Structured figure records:
□ □ □ □
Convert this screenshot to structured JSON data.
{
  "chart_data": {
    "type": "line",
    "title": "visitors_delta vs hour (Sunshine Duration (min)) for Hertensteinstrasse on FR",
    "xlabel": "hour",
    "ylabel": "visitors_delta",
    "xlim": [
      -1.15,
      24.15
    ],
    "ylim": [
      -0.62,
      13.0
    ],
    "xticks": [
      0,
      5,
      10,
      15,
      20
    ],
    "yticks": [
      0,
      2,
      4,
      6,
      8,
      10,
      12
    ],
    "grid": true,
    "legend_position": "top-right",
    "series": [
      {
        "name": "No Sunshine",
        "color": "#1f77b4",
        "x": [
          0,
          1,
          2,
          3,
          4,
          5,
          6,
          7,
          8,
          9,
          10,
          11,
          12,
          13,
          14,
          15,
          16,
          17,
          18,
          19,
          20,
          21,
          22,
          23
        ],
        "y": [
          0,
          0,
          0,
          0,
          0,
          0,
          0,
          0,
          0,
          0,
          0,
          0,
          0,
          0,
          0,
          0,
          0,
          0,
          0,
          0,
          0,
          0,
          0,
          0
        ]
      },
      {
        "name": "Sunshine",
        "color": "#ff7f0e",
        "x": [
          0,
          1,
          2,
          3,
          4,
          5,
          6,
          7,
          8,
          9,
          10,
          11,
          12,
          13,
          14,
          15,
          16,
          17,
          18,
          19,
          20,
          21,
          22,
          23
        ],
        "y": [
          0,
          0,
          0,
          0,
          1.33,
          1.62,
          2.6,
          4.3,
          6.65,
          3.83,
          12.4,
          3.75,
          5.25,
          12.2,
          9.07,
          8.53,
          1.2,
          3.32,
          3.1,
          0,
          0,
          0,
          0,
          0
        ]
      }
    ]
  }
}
□ □ □ □
The exercise:
Count every line in the data that contains the word "Sunshine", then give that count and nothing else.

Final result:
3